Task requirements ▸
Scan the data. Collect each line that contains the word "noise".

Provided data ▸
+---+

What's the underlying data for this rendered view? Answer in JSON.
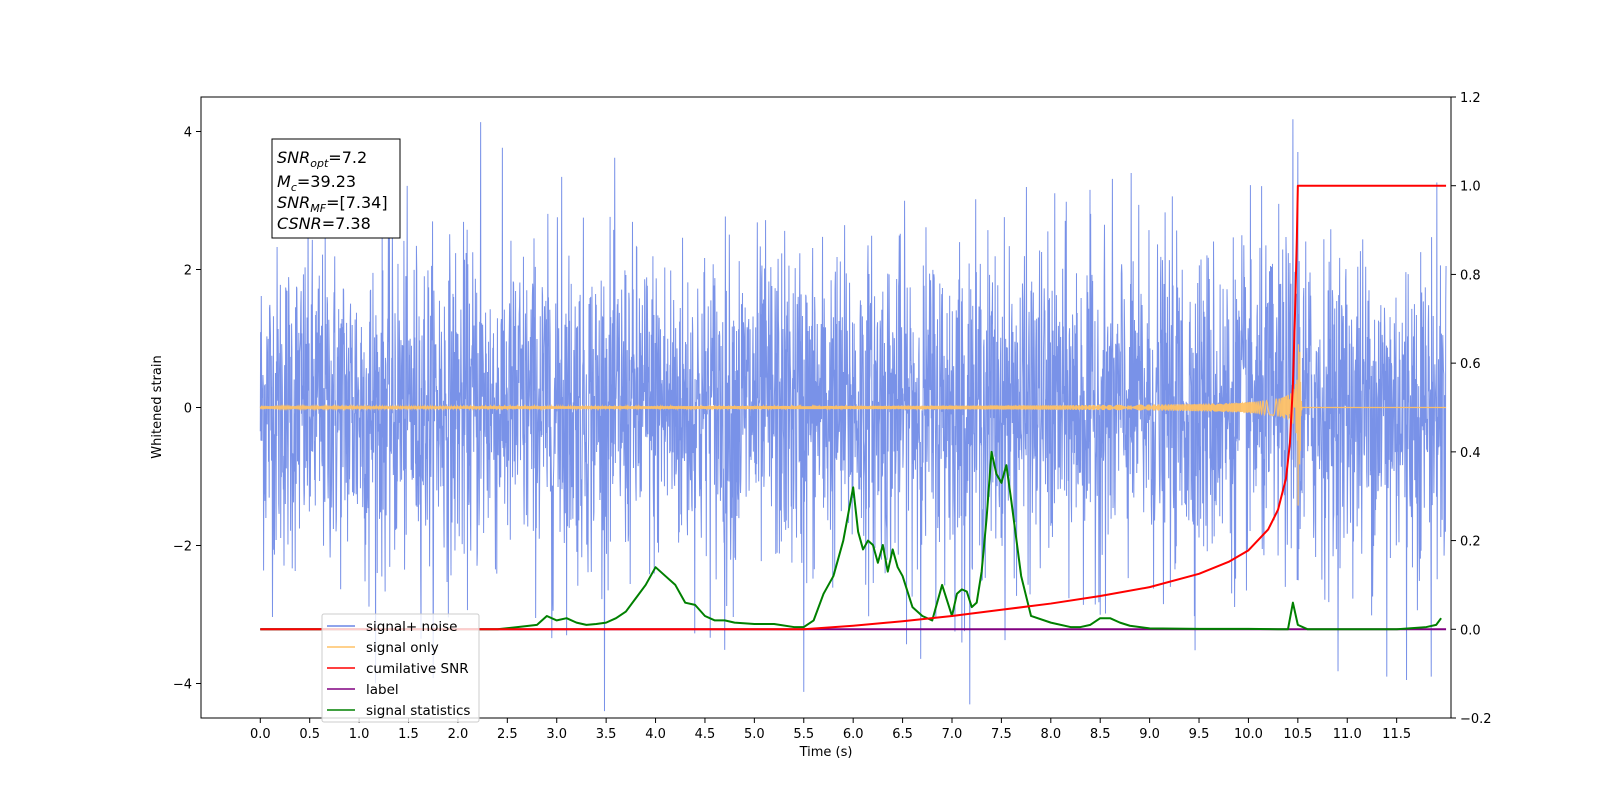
{
  "chart_data": {
    "type": "line",
    "xlabel": "Time (s)",
    "ylabel": "Whitened strain",
    "xlim": [
      -0.6,
      12.05
    ],
    "ylim": [
      -4.5,
      4.5
    ],
    "y2lim": [
      -0.2,
      1.2
    ],
    "x_ticks": [
      "0.0",
      "0.5",
      "1.0",
      "1.5",
      "2.0",
      "2.5",
      "3.0",
      "3.5",
      "4.0",
      "4.5",
      "5.0",
      "5.5",
      "6.0",
      "6.5",
      "7.0",
      "7.5",
      "8.0",
      "8.5",
      "9.0",
      "9.5",
      "10.0",
      "10.5",
      "11.0",
      "11.5"
    ],
    "y_ticks": [
      "4",
      "2",
      "0",
      "−2",
      "−4"
    ],
    "y2_ticks": [
      "1.2",
      "1.0",
      "0.8",
      "0.6",
      "0.4",
      "0.2",
      "0.0",
      "−0.2"
    ],
    "grid": false,
    "legend_position": "lower-left",
    "info_box": {
      "line1": {
        "sym": "SNR",
        "sub": "opt",
        "val": "=7.2"
      },
      "line2": {
        "sym": "M",
        "sub": "c",
        "val": "=39.23"
      },
      "line3": {
        "sym": "SNR",
        "sub": "MF",
        "val": "=[7.34]"
      },
      "line4": {
        "sym": "CSNR",
        "sub": "",
        "val": "=7.38"
      }
    },
    "legend": [
      {
        "label": "signal+ noise",
        "color": "#6a86e6"
      },
      {
        "label": "signal only",
        "color": "#ffc266"
      },
      {
        "label": "cumilative SNR",
        "color": "#ff0000"
      },
      {
        "label": "label",
        "color": "#800080"
      },
      {
        "label": "signal statistics",
        "color": "#008000"
      }
    ],
    "series": [
      {
        "name": "signal+ noise",
        "axis": "left",
        "color": "#6a86e6",
        "duration_s": 12.0,
        "typical_amplitude": 1.6,
        "spikes": [
          [
            2.23,
            4.12
          ],
          [
            10.45,
            4.02
          ],
          [
            10.5,
            3.75
          ],
          [
            3.05,
            3.35
          ],
          [
            5.5,
            -4.1
          ],
          [
            4.7,
            -3.5
          ],
          [
            2.95,
            -3.35
          ],
          [
            11.4,
            -3.9
          ],
          [
            11.6,
            -3.95
          ],
          [
            11.85,
            -3.9
          ],
          [
            7.1,
            -3.4
          ],
          [
            1.1,
            -2.9
          ]
        ]
      },
      {
        "name": "signal only",
        "axis": "left",
        "color": "#ffc266",
        "merger_time_s": 10.5,
        "peak_amplitude": 1.7
      },
      {
        "name": "cumilative SNR",
        "axis": "right",
        "color": "#ff0000",
        "x": [
          0,
          5.5,
          6.0,
          6.5,
          7.0,
          7.5,
          8.0,
          8.5,
          9.0,
          9.5,
          9.8,
          10.0,
          10.2,
          10.3,
          10.38,
          10.42,
          10.45,
          10.47,
          10.49,
          10.5,
          12.0
        ],
        "y": [
          0.0,
          0.0,
          0.008,
          0.018,
          0.03,
          0.044,
          0.058,
          0.075,
          0.095,
          0.125,
          0.152,
          0.178,
          0.225,
          0.27,
          0.34,
          0.42,
          0.55,
          0.7,
          0.88,
          1.0,
          1.0
        ]
      },
      {
        "name": "label",
        "axis": "right",
        "color": "#800080",
        "x": [
          0,
          12.0
        ],
        "y": [
          0.0,
          0.0
        ]
      },
      {
        "name": "signal statistics",
        "axis": "right",
        "color": "#008000",
        "x": [
          0,
          2.4,
          2.6,
          2.8,
          2.9,
          3.0,
          3.1,
          3.2,
          3.3,
          3.4,
          3.5,
          3.6,
          3.7,
          3.8,
          3.9,
          4.0,
          4.1,
          4.2,
          4.3,
          4.4,
          4.5,
          4.6,
          4.7,
          4.8,
          5.0,
          5.2,
          5.4,
          5.5,
          5.6,
          5.7,
          5.8,
          5.9,
          6.0,
          6.05,
          6.1,
          6.15,
          6.2,
          6.25,
          6.3,
          6.35,
          6.4,
          6.45,
          6.5,
          6.6,
          6.7,
          6.8,
          6.9,
          7.0,
          7.05,
          7.1,
          7.15,
          7.2,
          7.25,
          7.3,
          7.35,
          7.4,
          7.45,
          7.5,
          7.55,
          7.6,
          7.7,
          7.8,
          8.0,
          8.2,
          8.3,
          8.4,
          8.5,
          8.6,
          8.7,
          8.8,
          9.0,
          9.5,
          10.0,
          10.3,
          10.4,
          10.45,
          10.5,
          10.6,
          11.0,
          11.5,
          11.8,
          11.9,
          11.95
        ],
        "y": [
          0.0,
          0.0,
          0.005,
          0.01,
          0.03,
          0.02,
          0.025,
          0.015,
          0.01,
          0.012,
          0.015,
          0.025,
          0.04,
          0.07,
          0.1,
          0.14,
          0.12,
          0.1,
          0.06,
          0.055,
          0.03,
          0.02,
          0.02,
          0.015,
          0.012,
          0.012,
          0.005,
          0.005,
          0.02,
          0.08,
          0.12,
          0.2,
          0.32,
          0.22,
          0.18,
          0.2,
          0.19,
          0.15,
          0.19,
          0.13,
          0.18,
          0.14,
          0.12,
          0.05,
          0.03,
          0.02,
          0.1,
          0.03,
          0.08,
          0.09,
          0.085,
          0.05,
          0.06,
          0.13,
          0.25,
          0.4,
          0.35,
          0.33,
          0.37,
          0.29,
          0.12,
          0.03,
          0.015,
          0.005,
          0.005,
          0.01,
          0.025,
          0.025,
          0.015,
          0.008,
          0.002,
          0.001,
          0.001,
          0.0,
          0.0,
          0.06,
          0.01,
          0.0,
          0.0,
          0.0,
          0.005,
          0.01,
          0.025
        ]
      }
    ]
  }
}
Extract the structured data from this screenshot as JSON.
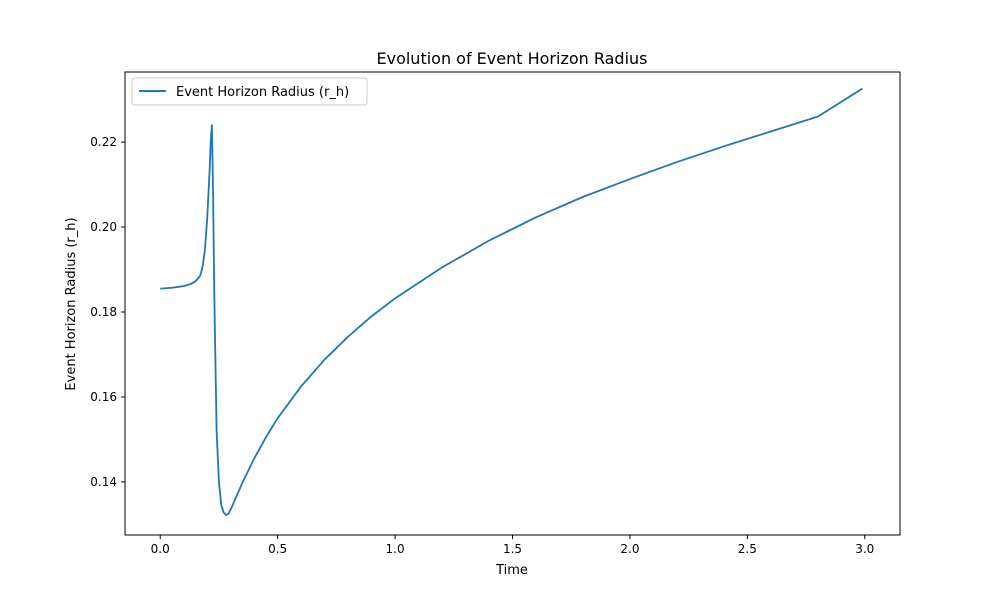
{
  "chart_data": {
    "type": "line",
    "title": "Evolution of Event Horizon Radius",
    "xlabel": "Time",
    "ylabel": "Event Horizon Radius (r_h)",
    "xlim": [
      -0.15,
      3.15
    ],
    "ylim": [
      0.1275,
      0.2365
    ],
    "xticks": [
      0.0,
      0.5,
      1.0,
      1.5,
      2.0,
      2.5,
      3.0
    ],
    "xtick_labels": [
      "0.0",
      "0.5",
      "1.0",
      "1.5",
      "2.0",
      "2.5",
      "3.0"
    ],
    "yticks": [
      0.14,
      0.16,
      0.18,
      0.2,
      0.22
    ],
    "ytick_labels": [
      "0.14",
      "0.16",
      "0.18",
      "0.20",
      "0.22"
    ],
    "grid": false,
    "legend": {
      "position": "top-left"
    },
    "series": [
      {
        "name": "Event Horizon Radius (r_h)",
        "color": "#1f77b4",
        "x": [
          0.0,
          0.05,
          0.1,
          0.13,
          0.15,
          0.17,
          0.18,
          0.19,
          0.2,
          0.21,
          0.215,
          0.22,
          0.225,
          0.23,
          0.24,
          0.25,
          0.26,
          0.27,
          0.28,
          0.29,
          0.3,
          0.32,
          0.35,
          0.4,
          0.45,
          0.5,
          0.6,
          0.7,
          0.8,
          0.9,
          1.0,
          1.2,
          1.4,
          1.6,
          1.8,
          2.0,
          2.2,
          2.4,
          2.6,
          2.8,
          2.99
        ],
        "y": [
          0.1855,
          0.1857,
          0.1861,
          0.1866,
          0.1872,
          0.1885,
          0.1905,
          0.1945,
          0.202,
          0.213,
          0.22,
          0.224,
          0.208,
          0.185,
          0.152,
          0.14,
          0.1345,
          0.1328,
          0.1322,
          0.1325,
          0.1335,
          0.136,
          0.1398,
          0.1455,
          0.1505,
          0.155,
          0.1625,
          0.1688,
          0.1742,
          0.179,
          0.1832,
          0.1905,
          0.1968,
          0.2023,
          0.2071,
          0.2113,
          0.2153,
          0.219,
          0.2225,
          0.226,
          0.2326
        ]
      }
    ]
  }
}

+---+

Exercise output ▸
        "label": "signal+ noise",
        "name": "signal+ noise",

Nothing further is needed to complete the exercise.